▸ Input records
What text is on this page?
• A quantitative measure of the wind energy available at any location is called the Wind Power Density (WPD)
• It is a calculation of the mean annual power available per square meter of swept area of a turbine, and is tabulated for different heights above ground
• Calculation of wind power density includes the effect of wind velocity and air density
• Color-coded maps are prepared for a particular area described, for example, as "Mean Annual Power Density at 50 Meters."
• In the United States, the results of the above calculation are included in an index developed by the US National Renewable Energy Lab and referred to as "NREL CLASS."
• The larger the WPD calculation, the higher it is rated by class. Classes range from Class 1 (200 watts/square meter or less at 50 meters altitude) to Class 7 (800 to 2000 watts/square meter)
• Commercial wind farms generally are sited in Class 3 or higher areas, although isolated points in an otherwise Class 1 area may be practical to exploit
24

▸ Set problem
Give the listing again, word for word.

▸ Correct result
What text is on this page?
• A quantitative measure of the wind energy available at any location is called the Wind Power Density (WPD)
• It is a calculation of the mean annual power available per square meter of swept area of a turbine, and is tabulated for different heights above ground
• Calculation of wind power density includes the effect of wind velocity and air density
• Color-coded maps are prepared for a particular area described, for example, as "Mean Annual Power Density at 50 Meters."
• In the United States, the results of the above calculation are included in an index developed by the US National Renewable Energy Lab and referred to as "NREL CLASS."
• The larger the WPD calculation, the higher it is rated by class. Classes range from Class 1 (200 watts/square meter or less at 50 meters altitude) to Class 7 (800 to 2000 watts/square meter)
• Commercial wind farms generally are sited in Class 3 or higher areas, although isolated points in an otherwise Class 1 area may be practical to exploit
24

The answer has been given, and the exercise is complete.